***** Bloc de texte

En 2007, après une collaboration avec la plasticienne Sophie Calle, il est temps pour elle de mettre sur pied sa propre formation, le Débora Russ Ensemble, dont elle confie la direction musicale au contrebassiste Mauricio Angarita. Elle y donne libre cours à son goût pour un tango contemporain, ouvert aux influences du jazz, dans le sillage d’Astor Piazzolla, dont elle est une interprète privilégiée. Dans le disque Andares (2009), elle introduit pour la première fois ses propres chansons.

En 2012, son nouveau défi porte le titre de Tangos pendientes : tangos en suspens, en attente. Elle est accompagnée de Victor Villena au bandonéon, Alejandro Schwartz à la guitare et Mauricio Angarita à la contrebasse. Pour ce disque, Débora Russ s’éloigne de la création contemporaine pour revisiter quelques classiques, pas forcément très connus. « J’ai formé le répertoire en demandant à mon entourage quels tangos ils aiment, ou ils aimeraient, m’entendre chanter », dit-elle. Une sélection puisée dans un répertoire d’une immense richesse. « Il n’y a pas de sujet qui n’ait été chanté dans le tango », ajoute Débora Russ. « Tour à tour descriptif ou philosophique, il exprime la tristesse, la joie, l’amour dans toutes ses facettes et ses mystères, les mouvements sociaux, la politique, les passions populaires comme le football ou les courses de chevaux, et même le sacré ou le mystique. »

Des treize “tangos en suspens” choisis se dégage une tonalité sombre et pessimiste. La chanteuse nuance : « J’essaie de m’éloigner des clichés de l’amour torturé. Il y a beaucoup de masochisme dans le tango. Des choses écrites par et pour des hommes, et qui sont loin de ma sensibilité. Si je ne les ressens pas, je ne saurais pas les chanter. » Débora insiste sur la primauté du texte, de la poésie, et se définit comme « un instrument au service d’émotions écrites par d’autres. Mon rôle est de les transmettre. » Tangos en attente en effet, et qui semblent avoir trouvé en Débora Russ l’interprète attentive et passionnée qu’ils attendaient.

**********
***** Extraits de données

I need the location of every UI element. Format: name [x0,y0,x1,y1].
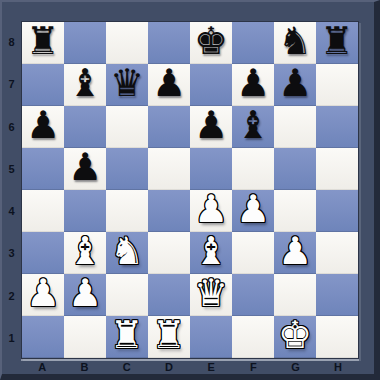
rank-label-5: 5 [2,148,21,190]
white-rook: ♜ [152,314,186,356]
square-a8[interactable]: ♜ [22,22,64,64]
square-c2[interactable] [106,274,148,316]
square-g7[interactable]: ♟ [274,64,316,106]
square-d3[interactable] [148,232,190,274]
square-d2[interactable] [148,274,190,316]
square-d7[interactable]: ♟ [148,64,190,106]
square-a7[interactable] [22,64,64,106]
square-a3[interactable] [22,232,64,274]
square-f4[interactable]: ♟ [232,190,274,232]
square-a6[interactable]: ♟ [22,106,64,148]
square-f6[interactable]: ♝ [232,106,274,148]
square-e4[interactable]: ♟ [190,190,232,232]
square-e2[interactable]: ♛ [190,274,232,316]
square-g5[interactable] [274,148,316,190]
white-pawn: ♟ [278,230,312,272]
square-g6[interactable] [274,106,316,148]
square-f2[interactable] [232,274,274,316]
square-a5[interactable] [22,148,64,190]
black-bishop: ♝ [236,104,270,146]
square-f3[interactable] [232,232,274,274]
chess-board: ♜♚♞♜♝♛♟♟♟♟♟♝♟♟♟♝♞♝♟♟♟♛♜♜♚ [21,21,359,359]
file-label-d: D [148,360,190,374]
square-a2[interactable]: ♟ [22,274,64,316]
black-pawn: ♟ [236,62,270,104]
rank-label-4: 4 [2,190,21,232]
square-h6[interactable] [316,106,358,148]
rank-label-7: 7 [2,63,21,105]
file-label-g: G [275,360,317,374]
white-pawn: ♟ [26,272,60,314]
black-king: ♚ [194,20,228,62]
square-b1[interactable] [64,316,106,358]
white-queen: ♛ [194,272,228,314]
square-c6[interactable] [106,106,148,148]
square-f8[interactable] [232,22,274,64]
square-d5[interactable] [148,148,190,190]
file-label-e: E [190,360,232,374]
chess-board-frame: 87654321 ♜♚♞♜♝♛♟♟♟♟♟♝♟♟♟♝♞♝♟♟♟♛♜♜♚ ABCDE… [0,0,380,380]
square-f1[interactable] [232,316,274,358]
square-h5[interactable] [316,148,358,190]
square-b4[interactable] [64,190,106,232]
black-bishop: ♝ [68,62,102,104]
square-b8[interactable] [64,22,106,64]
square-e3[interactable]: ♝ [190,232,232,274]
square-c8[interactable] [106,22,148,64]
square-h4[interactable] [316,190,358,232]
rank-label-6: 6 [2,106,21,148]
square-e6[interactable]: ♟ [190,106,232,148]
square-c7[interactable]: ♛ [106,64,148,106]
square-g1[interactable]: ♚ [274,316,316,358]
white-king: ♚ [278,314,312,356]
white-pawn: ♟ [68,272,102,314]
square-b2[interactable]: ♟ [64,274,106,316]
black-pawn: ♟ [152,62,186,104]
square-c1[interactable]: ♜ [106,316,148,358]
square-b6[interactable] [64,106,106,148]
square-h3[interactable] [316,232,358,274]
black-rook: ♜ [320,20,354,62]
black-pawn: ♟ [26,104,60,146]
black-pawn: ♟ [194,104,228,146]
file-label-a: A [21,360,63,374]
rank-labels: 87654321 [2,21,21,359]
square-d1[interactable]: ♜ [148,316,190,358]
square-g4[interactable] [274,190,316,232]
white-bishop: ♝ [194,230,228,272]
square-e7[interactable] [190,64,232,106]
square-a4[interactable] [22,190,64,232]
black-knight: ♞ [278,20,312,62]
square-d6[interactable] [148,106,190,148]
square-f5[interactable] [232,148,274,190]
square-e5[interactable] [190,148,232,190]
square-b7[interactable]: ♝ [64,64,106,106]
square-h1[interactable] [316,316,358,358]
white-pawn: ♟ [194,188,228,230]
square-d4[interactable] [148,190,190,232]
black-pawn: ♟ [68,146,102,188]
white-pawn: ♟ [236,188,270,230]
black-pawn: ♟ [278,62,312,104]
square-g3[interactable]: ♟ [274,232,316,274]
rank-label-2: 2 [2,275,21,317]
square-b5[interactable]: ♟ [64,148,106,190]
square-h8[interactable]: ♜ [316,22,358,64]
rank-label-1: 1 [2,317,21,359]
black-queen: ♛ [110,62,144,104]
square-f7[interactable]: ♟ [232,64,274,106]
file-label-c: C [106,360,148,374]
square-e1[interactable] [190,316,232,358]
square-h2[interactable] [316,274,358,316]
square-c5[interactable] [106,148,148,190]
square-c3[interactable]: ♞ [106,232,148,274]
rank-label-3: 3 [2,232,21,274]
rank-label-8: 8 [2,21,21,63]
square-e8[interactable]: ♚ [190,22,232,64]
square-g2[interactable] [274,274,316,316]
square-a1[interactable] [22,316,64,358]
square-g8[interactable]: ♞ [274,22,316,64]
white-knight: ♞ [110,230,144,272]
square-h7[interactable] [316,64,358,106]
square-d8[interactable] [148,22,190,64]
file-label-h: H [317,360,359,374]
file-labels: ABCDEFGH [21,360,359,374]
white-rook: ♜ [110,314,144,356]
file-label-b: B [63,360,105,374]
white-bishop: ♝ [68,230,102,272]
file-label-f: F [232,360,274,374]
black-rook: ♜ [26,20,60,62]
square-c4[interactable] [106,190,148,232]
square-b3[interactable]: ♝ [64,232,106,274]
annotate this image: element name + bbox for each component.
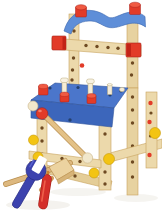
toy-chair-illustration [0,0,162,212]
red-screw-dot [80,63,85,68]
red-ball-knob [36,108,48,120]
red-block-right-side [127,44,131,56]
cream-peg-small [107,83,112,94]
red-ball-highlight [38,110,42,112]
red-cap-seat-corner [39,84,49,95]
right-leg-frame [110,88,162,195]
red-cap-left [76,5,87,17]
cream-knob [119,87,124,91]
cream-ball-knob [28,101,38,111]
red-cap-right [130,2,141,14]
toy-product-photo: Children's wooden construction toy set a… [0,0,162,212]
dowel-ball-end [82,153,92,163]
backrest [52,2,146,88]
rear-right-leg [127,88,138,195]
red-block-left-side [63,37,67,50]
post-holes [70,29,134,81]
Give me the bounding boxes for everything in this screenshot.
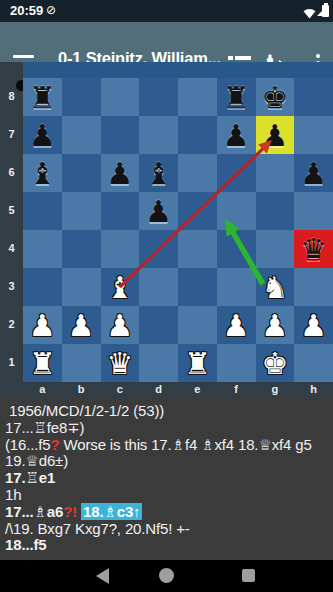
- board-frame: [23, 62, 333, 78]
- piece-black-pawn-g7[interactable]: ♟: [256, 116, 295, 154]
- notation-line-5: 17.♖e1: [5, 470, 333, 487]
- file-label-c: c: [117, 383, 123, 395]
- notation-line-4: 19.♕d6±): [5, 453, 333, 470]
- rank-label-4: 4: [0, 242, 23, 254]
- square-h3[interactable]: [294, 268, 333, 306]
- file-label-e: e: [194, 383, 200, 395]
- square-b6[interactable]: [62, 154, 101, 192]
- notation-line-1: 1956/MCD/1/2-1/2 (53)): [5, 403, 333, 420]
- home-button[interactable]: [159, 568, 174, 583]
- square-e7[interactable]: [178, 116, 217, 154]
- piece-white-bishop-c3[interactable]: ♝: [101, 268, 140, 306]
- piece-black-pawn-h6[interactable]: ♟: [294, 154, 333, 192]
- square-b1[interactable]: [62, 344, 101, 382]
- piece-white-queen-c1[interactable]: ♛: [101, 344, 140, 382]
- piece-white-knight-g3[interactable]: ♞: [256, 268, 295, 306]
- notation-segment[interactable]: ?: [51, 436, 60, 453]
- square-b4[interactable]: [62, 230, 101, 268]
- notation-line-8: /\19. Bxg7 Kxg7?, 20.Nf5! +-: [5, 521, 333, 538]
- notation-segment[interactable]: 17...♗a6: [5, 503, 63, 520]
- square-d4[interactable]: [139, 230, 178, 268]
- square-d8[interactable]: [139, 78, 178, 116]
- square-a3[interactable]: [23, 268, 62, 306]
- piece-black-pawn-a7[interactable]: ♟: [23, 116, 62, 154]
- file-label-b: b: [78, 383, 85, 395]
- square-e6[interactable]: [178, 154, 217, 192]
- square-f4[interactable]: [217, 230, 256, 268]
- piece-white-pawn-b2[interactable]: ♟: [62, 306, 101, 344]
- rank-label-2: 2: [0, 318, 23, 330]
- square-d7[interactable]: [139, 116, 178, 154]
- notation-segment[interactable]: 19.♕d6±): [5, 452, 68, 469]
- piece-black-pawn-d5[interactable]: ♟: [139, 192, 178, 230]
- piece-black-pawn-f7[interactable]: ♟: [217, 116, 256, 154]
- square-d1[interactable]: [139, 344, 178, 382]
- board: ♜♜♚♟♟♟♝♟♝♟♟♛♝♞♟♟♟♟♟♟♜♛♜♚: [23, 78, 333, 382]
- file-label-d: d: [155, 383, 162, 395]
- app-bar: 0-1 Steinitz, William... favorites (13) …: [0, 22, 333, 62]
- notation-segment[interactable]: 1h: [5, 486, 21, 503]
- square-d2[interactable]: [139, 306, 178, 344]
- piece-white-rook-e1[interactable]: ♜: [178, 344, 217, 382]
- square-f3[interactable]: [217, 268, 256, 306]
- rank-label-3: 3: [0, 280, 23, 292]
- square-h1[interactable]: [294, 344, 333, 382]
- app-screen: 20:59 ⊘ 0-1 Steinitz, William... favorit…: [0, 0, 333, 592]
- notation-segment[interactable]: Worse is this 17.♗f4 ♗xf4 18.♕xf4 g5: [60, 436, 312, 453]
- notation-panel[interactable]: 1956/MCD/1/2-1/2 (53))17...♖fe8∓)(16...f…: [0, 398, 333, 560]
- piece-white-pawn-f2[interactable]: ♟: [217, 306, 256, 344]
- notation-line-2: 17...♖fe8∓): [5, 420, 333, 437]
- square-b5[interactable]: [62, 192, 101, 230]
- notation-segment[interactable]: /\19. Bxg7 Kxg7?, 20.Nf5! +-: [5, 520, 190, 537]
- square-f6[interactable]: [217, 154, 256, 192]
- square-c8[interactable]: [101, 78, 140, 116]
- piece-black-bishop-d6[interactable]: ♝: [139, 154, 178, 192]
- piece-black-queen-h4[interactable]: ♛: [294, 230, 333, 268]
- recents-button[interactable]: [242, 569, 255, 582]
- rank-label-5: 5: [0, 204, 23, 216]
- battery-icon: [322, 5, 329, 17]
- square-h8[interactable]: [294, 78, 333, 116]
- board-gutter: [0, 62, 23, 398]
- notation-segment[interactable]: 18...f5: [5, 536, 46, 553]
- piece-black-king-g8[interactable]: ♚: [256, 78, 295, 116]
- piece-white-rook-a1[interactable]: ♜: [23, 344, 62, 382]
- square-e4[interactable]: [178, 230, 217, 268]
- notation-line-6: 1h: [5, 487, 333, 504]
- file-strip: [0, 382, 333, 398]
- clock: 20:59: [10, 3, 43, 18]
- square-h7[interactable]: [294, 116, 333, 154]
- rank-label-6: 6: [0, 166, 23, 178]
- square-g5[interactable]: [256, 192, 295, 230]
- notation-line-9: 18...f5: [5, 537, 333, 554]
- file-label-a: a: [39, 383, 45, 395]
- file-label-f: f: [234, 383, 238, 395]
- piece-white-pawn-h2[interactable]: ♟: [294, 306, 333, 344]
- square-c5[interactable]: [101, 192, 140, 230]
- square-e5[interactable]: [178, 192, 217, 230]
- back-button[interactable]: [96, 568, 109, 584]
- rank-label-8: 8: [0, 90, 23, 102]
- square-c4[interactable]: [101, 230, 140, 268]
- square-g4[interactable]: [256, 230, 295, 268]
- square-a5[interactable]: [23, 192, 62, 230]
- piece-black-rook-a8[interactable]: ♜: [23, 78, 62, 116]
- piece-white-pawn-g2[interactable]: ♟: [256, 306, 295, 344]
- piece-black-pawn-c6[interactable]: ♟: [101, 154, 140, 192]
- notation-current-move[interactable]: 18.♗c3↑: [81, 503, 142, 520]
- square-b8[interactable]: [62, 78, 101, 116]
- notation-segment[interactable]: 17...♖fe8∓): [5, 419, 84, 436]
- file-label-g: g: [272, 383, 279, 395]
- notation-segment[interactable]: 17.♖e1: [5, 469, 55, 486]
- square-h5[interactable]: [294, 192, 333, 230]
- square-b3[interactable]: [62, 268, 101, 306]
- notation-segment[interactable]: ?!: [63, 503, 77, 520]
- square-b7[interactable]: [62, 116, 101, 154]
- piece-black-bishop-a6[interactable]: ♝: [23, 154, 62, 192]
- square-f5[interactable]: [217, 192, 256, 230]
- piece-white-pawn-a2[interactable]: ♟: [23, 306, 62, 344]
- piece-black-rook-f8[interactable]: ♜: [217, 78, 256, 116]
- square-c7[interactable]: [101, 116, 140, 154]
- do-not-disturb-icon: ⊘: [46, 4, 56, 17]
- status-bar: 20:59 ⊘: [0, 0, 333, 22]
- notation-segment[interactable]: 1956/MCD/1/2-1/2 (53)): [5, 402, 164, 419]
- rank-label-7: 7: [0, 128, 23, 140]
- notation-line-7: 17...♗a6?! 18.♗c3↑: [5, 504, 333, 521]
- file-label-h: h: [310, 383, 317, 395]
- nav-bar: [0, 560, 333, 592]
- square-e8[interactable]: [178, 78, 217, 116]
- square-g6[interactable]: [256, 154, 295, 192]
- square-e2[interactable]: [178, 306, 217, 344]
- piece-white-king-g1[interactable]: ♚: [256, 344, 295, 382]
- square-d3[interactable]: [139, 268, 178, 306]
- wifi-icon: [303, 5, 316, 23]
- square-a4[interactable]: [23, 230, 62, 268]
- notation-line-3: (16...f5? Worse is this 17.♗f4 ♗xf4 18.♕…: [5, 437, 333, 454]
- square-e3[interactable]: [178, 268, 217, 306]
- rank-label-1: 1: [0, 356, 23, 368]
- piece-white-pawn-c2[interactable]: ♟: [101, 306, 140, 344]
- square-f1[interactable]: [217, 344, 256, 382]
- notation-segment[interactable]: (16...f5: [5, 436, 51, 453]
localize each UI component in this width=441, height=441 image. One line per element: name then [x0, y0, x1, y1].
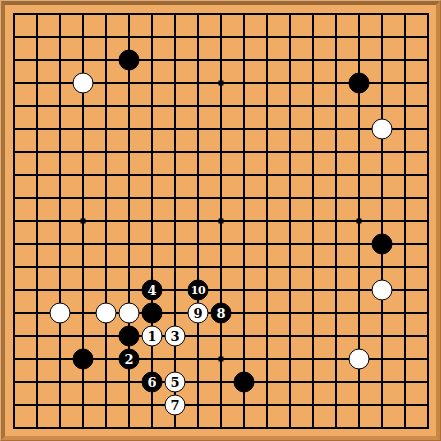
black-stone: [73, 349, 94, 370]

**********

:: Exercices ::
1 - Recopiez fidèlement, s'il vous plaît, le passage du texte sur Débora Russ qui commence aux mots « En 2007, après » et s'arrête après « ses propres chansons. ».
2 - D'après le texte sur Débora Russ, à qui la chanteuse confie-t-elle la direction musicale du Débora Russ Ensemble ?

:: Réponses par exercice ::
1 -
En 2007, après une collaboration avec la plasticienne Sophie Calle, il est temps pour elle de mettre sur pied sa propre formation, le Débora Russ Ensemble, dont elle confie la direction musicale au contrebassiste Mauricio Angarita. Elle y donne libre cours à son goût pour un tango contemporain, ouvert aux influences du jazz, dans le sillage d’Astor Piazzolla, dont elle est une interprète privilégiée. Dans le disque Andares (2009), elle introduit pour la première fois ses propres chansons.

2 - Au contrebassiste Mauricio Angarita.